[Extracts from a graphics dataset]

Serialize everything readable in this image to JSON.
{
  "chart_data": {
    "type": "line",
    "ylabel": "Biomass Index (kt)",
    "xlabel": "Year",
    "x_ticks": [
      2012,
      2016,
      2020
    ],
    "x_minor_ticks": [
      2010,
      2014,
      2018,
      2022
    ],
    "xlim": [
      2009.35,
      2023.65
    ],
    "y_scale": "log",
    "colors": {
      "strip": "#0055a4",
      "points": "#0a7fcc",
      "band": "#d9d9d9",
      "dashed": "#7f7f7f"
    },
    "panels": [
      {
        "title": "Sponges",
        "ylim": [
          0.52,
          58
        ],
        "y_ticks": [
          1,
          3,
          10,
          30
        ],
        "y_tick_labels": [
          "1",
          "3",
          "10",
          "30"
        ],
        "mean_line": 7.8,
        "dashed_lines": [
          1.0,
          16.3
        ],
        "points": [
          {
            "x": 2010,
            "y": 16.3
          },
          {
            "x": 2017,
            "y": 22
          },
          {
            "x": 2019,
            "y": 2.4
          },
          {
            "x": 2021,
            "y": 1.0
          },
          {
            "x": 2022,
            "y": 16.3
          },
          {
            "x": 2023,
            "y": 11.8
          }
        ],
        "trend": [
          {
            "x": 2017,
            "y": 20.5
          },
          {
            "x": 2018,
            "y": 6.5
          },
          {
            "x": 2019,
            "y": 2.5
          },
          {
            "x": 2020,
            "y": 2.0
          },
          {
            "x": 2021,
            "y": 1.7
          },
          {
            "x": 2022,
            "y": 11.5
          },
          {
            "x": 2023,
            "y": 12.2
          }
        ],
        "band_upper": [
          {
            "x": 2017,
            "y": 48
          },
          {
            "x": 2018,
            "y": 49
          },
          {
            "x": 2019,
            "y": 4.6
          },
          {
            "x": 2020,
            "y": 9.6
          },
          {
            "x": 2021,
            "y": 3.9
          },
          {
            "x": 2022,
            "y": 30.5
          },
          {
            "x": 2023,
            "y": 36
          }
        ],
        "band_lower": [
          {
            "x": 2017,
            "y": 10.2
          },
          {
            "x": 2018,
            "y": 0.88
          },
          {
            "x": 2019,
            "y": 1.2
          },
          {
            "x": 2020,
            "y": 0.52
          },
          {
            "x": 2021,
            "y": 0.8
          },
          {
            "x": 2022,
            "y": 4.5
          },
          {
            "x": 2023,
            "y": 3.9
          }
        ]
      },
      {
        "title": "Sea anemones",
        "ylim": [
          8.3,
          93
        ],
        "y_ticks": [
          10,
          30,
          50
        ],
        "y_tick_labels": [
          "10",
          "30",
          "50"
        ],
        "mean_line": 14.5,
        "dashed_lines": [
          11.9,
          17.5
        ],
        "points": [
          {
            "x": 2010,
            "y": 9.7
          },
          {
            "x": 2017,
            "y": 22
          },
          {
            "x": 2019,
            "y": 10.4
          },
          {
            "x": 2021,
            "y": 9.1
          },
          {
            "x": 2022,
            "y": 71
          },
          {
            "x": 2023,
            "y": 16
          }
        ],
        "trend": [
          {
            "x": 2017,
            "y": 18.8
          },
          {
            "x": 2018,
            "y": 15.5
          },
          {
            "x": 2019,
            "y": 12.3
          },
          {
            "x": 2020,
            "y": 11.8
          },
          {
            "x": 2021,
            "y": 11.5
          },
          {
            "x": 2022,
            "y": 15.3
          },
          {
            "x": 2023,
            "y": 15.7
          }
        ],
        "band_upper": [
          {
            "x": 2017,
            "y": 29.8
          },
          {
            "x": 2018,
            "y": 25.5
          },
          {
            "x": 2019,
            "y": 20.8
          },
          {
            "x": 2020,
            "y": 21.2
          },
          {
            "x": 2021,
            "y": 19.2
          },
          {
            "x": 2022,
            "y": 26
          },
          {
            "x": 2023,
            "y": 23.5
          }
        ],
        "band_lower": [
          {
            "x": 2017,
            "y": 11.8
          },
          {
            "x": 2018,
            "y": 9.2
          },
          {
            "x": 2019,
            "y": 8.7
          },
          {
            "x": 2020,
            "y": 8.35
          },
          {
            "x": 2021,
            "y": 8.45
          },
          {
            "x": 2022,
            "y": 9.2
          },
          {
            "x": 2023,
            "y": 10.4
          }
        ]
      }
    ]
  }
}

▸ Short problem
Repeat all the entries exactly as given.

▸ The solution
Serialize everything readable in this image to JSON.
{
  "chart_data": {
    "type": "line",
    "ylabel": "Biomass Index (kt)",
    "xlabel": "Year",
    "x_ticks": [
      2012,
      2016,
      2020
    ],
    "x_minor_ticks": [
      2010,
      2014,
      2018,
      2022
    ],
    "xlim": [
      2009.35,
      2023.65
    ],
    "y_scale": "log",
    "colors": {
      "strip": "#0055a4",
      "points": "#0a7fcc",
      "band": "#d9d9d9",
      "dashed": "#7f7f7f"
    },
    "panels": [
      {
        "title": "Sponges",
        "ylim": [
          0.52,
          58
        ],
        "y_ticks": [
          1,
          3,
          10,
          30
        ],
        "y_tick_labels": [
          "1",
          "3",
          "10",
          "30"
        ],
        "mean_line": 7.8,
        "dashed_lines": [
          1.0,
          16.3
        ],
        "points": [
          {
            "x": 2010,
            "y": 16.3
          },
          {
            "x": 2017,
            "y": 22
          },
          {
            "x": 2019,
            "y": 2.4
          },
          {
            "x": 2021,
            "y": 1.0
          },
          {
            "x": 2022,
            "y": 16.3
          },
          {
            "x": 2023,
            "y": 11.8
          }
        ],
        "trend": [
          {
            "x": 2017,
            "y": 20.5
          },
          {
            "x": 2018,
            "y": 6.5
          },
          {
            "x": 2019,
            "y": 2.5
          },
          {
            "x": 2020,
            "y": 2.0
          },
          {
            "x": 2021,
            "y": 1.7
          },
          {
            "x": 2022,
            "y": 11.5
          },
          {
            "x": 2023,
            "y": 12.2
          }
        ],
        "band_upper": [
          {
            "x": 2017,
            "y": 48
          },
          {
            "x": 2018,
            "y": 49
          },
          {
            "x": 2019,
            "y": 4.6
          },
          {
            "x": 2020,
            "y": 9.6
          },
          {
            "x": 2021,
            "y": 3.9
          },
          {
            "x": 2022,
            "y": 30.5
          },
          {
            "x": 2023,
            "y": 36
          }
        ],
        "band_lower": [
          {
            "x": 2017,
            "y": 10.2
          },
          {
            "x": 2018,
            "y": 0.88
          },
          {
            "x": 2019,
            "y": 1.2
          },
          {
            "x": 2020,
            "y": 0.52
          },
          {
            "x": 2021,
            "y": 0.8
          },
          {
            "x": 2022,
            "y": 4.5
          },
          {
            "x": 2023,
            "y": 3.9
          }
        ]
      },
      {
        "title": "Sea anemones",
        "ylim": [
          8.3,
          93
        ],
        "y_ticks": [
          10,
          30,
          50
        ],
        "y_tick_labels": [
          "10",
          "30",
          "50"
        ],
        "mean_line": 14.5,
        "dashed_lines": [
          11.9,
          17.5
        ],
        "points": [
          {
            "x": 2010,
            "y": 9.7
          },
          {
            "x": 2017,
            "y": 22
          },
          {
            "x": 2019,
            "y": 10.4
          },
          {
            "x": 2021,
            "y": 9.1
          },
          {
            "x": 2022,
            "y": 71
          },
          {
            "x": 2023,
            "y": 16
          }
        ],
        "trend": [
          {
            "x": 2017,
            "y": 18.8
          },
          {
            "x": 2018,
            "y": 15.5
          },
          {
            "x": 2019,
            "y": 12.3
          },
          {
            "x": 2020,
            "y": 11.8
          },
          {
            "x": 2021,
            "y": 11.5
          },
          {
            "x": 2022,
            "y": 15.3
          },
          {
            "x": 2023,
            "y": 15.7
          }
        ],
        "band_upper": [
          {
            "x": 2017,
            "y": 29.8
          },
          {
            "x": 2018,
            "y": 25.5
          },
          {
            "x": 2019,
            "y": 20.8
          },
          {
            "x": 2020,
            "y": 21.2
          },
          {
            "x": 2021,
            "y": 19.2
          },
          {
            "x": 2022,
            "y": 26
          },
          {
            "x": 2023,
            "y": 23.5
          }
        ],
        "band_lower": [
          {
            "x": 2017,
            "y": 11.8
          },
          {
            "x": 2018,
            "y": 9.2
          },
          {
            "x": 2019,
            "y": 8.7
          },
          {
            "x": 2020,
            "y": 8.35
          },
          {
            "x": 2021,
            "y": 8.45
          },
          {
            "x": 2022,
            "y": 9.2
          },
          {
            "x": 2023,
            "y": 10.4
          }
        ]
      }
    ]
  }
}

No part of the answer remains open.